(begin)

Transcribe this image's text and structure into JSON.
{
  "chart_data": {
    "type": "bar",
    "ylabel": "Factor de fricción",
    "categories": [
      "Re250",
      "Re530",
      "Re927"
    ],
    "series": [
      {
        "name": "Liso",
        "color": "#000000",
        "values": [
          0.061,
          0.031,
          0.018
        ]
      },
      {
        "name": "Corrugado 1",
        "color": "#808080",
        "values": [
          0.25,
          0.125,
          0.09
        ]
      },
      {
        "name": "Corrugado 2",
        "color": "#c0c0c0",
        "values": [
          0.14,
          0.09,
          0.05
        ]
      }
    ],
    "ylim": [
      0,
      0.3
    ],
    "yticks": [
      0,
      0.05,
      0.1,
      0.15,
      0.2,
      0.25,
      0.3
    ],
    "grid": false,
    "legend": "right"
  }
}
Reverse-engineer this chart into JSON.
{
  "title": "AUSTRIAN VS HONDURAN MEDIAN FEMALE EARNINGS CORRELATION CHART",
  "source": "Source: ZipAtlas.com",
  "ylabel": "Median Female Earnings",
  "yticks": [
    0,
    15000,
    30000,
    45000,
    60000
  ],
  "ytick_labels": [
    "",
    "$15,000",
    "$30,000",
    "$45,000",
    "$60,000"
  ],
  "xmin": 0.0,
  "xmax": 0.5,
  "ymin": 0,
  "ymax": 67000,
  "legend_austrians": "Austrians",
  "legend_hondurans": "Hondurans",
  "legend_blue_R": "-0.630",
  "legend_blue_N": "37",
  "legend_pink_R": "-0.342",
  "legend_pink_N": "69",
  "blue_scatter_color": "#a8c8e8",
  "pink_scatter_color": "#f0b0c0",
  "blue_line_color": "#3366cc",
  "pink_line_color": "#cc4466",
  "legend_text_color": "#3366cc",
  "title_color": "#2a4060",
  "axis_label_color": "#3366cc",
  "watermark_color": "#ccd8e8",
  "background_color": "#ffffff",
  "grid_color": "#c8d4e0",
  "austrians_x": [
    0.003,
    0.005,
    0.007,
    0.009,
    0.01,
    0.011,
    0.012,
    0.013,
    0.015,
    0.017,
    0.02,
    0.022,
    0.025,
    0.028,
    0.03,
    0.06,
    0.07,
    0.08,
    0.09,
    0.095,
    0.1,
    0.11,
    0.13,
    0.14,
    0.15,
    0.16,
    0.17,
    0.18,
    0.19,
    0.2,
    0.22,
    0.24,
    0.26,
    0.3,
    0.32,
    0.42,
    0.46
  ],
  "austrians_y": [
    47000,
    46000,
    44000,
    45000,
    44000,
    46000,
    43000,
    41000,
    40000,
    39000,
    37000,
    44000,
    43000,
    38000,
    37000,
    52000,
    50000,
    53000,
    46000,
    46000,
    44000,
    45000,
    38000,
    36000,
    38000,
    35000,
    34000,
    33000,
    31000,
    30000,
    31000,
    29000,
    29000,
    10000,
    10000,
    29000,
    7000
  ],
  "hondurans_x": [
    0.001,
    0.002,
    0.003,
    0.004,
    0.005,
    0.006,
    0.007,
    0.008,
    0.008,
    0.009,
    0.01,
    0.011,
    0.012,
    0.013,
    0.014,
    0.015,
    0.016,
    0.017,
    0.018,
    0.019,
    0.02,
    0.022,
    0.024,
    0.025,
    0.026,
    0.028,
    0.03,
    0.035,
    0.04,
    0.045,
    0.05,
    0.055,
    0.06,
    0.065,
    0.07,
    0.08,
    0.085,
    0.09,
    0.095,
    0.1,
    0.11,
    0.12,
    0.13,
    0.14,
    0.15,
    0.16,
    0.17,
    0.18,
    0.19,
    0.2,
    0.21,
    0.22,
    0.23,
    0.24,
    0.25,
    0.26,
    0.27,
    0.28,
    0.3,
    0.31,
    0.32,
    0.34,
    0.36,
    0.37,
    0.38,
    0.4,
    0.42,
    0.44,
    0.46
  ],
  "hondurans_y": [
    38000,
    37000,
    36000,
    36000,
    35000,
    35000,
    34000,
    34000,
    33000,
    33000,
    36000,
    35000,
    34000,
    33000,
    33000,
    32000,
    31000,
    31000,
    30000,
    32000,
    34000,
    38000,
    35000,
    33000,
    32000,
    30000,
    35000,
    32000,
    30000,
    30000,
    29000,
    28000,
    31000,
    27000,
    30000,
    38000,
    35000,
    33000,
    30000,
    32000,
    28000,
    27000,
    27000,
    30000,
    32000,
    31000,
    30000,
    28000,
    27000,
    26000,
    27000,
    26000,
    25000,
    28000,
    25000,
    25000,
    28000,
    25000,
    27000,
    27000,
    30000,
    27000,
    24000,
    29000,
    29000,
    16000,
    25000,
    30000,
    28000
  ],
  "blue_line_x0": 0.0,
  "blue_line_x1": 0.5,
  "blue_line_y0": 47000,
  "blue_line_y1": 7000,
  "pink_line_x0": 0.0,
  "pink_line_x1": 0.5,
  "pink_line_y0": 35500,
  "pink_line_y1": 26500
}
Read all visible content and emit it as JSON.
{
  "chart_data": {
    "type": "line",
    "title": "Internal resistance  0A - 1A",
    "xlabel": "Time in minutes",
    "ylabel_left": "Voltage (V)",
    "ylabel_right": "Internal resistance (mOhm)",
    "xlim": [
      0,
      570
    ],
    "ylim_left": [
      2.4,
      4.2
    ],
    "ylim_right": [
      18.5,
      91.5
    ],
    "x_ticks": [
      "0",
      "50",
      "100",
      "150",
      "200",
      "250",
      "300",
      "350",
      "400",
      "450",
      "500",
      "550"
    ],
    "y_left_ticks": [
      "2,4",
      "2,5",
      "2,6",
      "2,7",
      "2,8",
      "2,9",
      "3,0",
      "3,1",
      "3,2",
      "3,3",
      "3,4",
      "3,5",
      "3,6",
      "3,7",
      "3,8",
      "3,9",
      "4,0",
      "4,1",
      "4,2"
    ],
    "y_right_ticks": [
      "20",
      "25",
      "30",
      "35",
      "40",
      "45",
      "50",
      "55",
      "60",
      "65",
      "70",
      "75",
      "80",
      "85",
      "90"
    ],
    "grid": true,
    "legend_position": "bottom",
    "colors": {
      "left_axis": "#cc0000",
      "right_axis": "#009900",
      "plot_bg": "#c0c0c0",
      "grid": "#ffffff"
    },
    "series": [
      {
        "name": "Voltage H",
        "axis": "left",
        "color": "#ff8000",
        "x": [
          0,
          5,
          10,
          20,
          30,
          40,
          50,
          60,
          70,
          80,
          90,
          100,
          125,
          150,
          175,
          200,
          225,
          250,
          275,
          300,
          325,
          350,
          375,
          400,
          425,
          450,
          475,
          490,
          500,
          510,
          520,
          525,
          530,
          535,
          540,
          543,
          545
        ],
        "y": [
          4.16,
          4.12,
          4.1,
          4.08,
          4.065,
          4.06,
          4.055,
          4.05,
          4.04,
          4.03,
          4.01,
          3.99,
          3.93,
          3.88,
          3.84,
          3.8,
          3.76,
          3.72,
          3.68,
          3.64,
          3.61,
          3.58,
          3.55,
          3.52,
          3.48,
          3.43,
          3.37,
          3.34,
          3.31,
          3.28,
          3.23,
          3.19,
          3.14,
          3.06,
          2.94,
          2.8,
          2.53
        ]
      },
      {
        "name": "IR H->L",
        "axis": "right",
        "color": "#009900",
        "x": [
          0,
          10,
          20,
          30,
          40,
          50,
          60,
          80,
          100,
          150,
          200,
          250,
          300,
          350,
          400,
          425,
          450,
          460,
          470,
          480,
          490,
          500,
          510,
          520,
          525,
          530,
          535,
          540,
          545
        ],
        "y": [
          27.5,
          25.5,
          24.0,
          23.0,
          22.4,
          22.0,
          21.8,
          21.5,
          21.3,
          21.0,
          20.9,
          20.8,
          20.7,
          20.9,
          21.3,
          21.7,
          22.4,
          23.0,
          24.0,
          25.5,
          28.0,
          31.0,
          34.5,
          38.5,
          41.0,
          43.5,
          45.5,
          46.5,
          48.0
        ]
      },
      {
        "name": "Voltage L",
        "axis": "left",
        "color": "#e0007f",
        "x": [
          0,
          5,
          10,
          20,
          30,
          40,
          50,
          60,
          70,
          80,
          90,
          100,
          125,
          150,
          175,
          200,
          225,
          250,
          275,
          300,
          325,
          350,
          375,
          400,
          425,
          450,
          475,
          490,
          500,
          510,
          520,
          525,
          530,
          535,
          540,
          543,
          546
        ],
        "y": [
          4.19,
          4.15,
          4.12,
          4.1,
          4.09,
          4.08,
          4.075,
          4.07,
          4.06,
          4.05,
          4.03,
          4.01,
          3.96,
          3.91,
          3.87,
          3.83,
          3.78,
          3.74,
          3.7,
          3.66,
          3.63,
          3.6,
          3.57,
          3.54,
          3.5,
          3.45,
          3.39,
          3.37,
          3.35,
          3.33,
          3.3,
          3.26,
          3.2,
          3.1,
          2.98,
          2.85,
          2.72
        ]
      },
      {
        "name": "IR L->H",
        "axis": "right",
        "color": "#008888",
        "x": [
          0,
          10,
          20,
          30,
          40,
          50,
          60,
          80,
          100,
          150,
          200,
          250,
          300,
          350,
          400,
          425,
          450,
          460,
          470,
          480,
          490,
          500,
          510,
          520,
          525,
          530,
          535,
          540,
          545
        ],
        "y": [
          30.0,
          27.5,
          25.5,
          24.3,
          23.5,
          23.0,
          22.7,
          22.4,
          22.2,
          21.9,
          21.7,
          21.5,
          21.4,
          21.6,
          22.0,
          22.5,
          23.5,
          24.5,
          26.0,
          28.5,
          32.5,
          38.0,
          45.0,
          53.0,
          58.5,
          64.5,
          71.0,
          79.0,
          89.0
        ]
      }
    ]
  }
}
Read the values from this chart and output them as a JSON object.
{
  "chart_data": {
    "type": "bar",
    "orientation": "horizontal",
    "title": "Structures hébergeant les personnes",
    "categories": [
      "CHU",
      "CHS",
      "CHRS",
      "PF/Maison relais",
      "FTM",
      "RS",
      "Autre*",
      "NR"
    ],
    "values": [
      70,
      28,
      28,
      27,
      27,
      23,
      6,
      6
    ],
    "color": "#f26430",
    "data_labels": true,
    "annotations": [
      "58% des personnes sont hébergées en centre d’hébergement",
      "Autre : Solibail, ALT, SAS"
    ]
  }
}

(end)

In the material above, find each line that contains the word "JSON", and select it.

Transcribe this image's text and structure into JSON.
Reverse-engineer this chart into JSON.
Read all visible content and emit it as JSON.
Read the values from this chart and output them as a JSON object.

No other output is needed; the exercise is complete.